• [Stated problem]
Locate all lines in the data below that hold "made" and show them.

— Start Recorded information —

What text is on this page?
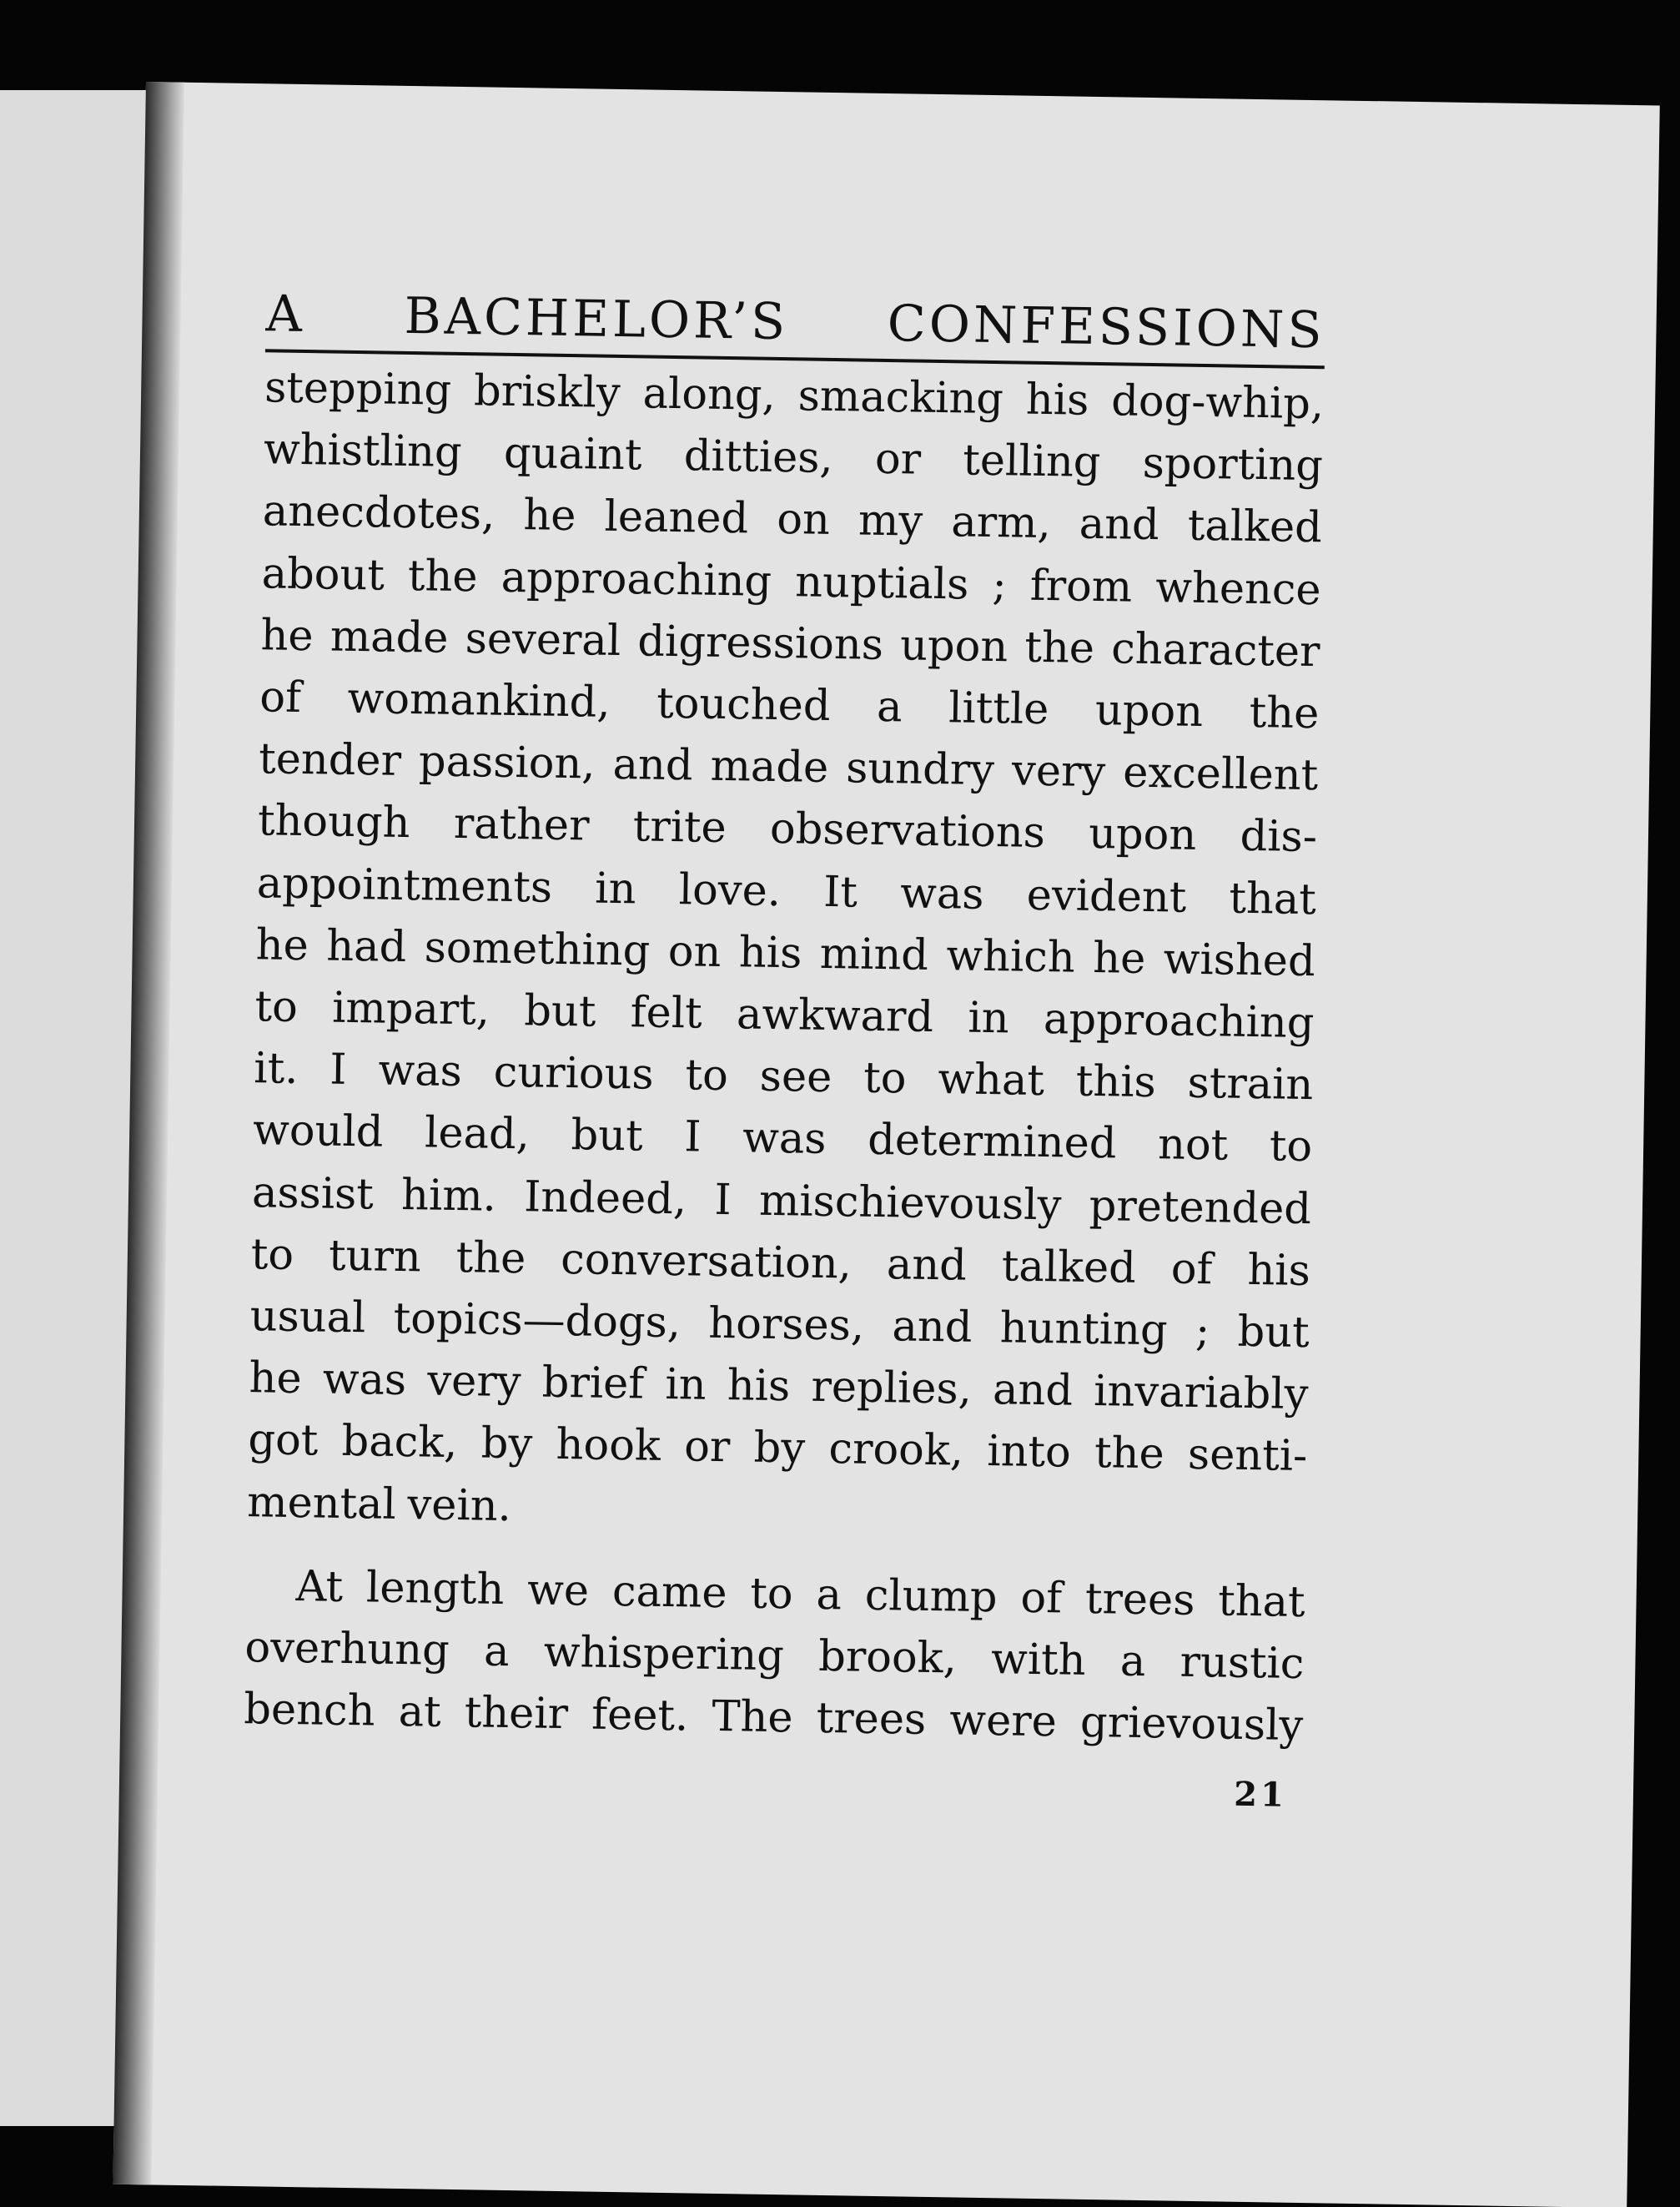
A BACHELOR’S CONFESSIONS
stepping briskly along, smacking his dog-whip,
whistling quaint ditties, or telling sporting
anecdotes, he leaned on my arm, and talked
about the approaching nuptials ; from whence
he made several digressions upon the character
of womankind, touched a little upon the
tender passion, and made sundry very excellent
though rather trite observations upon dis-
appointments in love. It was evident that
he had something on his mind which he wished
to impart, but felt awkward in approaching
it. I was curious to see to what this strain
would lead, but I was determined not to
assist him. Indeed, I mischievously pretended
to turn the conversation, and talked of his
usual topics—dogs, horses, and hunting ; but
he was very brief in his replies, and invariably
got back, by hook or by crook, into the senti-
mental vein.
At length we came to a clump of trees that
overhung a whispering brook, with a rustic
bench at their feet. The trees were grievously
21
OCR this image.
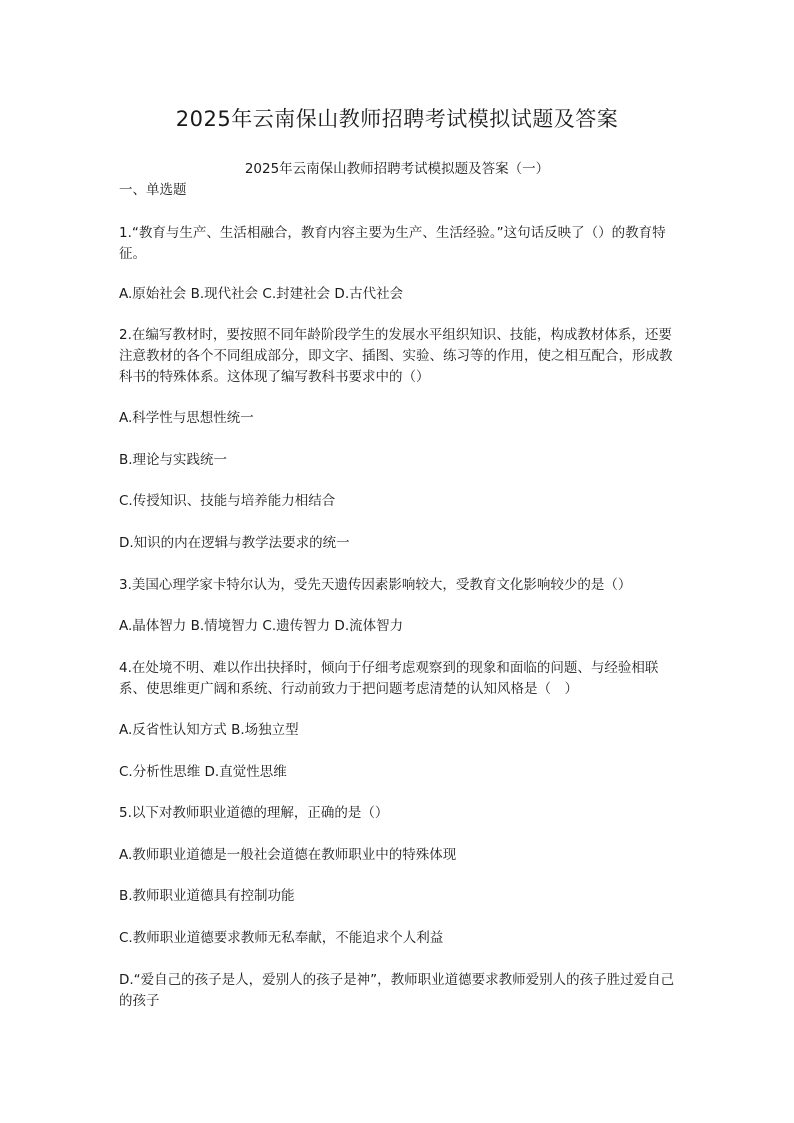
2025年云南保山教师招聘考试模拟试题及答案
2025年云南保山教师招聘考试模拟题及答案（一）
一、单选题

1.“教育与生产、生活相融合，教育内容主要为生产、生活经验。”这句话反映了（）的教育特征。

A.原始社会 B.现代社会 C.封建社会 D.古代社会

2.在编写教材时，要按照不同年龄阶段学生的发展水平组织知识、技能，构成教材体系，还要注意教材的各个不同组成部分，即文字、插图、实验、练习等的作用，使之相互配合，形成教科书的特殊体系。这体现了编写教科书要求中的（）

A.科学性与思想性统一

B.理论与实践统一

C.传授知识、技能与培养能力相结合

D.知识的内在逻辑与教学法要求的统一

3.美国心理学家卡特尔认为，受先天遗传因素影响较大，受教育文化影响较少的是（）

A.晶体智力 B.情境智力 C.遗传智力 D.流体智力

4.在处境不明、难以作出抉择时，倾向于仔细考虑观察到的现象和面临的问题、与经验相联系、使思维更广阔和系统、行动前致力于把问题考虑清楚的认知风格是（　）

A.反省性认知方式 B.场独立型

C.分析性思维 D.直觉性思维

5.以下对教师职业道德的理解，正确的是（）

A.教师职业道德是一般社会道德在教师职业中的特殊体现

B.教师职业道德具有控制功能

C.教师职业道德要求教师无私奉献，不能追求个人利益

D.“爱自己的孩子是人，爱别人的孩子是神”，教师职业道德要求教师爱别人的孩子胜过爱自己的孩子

— End Recorded information —

• [Right answer]
he made several digressions upon the character
tender passion, and made sundry very excellent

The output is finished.